◆ TASK STATEMENT ◆
Repeat the lines of the listing below word for word, starting at its first line and ending at the line containing "play-icon[interactable] [22,310,33,324]", with both of those lines included.

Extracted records
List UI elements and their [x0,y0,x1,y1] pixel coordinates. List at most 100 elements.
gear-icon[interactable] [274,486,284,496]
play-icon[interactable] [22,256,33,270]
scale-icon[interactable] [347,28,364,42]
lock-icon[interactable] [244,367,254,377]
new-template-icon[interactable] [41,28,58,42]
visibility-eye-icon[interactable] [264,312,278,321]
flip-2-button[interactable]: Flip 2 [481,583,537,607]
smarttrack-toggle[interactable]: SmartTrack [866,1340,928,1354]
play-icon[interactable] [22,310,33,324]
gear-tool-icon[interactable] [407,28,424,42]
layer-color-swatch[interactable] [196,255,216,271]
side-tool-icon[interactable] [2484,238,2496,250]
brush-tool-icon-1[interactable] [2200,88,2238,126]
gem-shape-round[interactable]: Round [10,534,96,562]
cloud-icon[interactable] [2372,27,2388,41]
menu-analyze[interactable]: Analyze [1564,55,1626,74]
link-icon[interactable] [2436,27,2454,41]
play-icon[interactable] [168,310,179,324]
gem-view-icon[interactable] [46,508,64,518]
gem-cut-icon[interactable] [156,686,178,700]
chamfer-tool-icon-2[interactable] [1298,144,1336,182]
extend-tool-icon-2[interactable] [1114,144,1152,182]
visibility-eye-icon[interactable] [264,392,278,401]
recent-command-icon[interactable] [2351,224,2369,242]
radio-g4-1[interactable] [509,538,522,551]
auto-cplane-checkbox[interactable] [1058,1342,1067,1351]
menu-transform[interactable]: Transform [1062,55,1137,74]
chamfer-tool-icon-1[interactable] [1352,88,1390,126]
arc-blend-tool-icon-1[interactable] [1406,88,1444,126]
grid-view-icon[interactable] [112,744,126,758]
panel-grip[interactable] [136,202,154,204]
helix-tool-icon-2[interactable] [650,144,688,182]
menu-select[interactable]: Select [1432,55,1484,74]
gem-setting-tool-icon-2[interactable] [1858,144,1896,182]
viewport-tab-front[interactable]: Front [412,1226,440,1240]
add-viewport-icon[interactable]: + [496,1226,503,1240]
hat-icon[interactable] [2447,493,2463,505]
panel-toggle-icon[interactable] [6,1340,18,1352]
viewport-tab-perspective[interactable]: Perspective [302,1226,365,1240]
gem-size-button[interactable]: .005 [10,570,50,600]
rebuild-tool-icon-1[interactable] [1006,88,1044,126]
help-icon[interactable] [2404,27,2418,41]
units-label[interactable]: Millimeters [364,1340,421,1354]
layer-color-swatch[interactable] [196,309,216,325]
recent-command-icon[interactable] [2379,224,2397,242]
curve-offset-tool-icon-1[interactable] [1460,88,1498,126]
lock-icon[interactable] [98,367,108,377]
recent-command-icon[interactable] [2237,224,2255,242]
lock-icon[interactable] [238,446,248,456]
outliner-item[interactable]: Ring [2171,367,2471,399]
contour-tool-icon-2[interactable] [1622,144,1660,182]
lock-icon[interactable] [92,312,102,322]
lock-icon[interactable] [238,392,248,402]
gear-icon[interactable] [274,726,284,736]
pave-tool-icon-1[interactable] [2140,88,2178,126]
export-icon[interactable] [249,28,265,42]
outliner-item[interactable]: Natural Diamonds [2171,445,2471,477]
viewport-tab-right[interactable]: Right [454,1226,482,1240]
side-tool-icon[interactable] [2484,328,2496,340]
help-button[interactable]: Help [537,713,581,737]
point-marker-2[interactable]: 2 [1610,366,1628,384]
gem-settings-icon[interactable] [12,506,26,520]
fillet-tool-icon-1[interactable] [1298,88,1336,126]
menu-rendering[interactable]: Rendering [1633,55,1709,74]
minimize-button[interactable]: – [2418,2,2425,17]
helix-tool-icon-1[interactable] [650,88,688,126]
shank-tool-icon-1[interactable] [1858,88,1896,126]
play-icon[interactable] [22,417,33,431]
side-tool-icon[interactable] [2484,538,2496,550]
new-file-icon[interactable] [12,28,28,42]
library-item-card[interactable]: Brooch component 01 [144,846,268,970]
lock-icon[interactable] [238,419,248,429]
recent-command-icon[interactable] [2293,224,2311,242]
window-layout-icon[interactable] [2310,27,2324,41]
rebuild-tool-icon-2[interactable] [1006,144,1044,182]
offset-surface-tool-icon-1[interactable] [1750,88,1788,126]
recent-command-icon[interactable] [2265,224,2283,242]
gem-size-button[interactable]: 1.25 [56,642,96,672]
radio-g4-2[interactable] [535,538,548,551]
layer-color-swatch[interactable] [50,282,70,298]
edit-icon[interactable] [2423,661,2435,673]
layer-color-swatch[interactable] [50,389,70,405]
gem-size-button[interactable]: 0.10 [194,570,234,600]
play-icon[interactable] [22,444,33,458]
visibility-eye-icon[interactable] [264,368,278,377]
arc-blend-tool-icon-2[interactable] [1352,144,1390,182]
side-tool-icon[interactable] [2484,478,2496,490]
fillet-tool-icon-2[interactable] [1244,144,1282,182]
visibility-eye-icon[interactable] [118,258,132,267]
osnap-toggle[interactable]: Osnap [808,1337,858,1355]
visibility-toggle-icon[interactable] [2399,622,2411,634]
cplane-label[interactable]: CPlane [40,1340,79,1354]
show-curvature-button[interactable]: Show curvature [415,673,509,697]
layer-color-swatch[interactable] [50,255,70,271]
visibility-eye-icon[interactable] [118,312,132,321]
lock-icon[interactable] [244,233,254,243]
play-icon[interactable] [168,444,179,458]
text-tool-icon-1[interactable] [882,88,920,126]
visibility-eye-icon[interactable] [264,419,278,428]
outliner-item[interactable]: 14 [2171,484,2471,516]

◆ WRITTEN ANSWER ◆
List UI elements and their [x0,y0,x1,y1] pixel coordinates. List at most 100 elements.
gear-icon[interactable] [274,486,284,496]
play-icon[interactable] [22,256,33,270]
scale-icon[interactable] [347,28,364,42]
lock-icon[interactable] [244,367,254,377]
new-template-icon[interactable] [41,28,58,42]
visibility-eye-icon[interactable] [264,312,278,321]
flip-2-button[interactable]: Flip 2 [481,583,537,607]
smarttrack-toggle[interactable]: SmartTrack [866,1340,928,1354]
play-icon[interactable] [22,310,33,324]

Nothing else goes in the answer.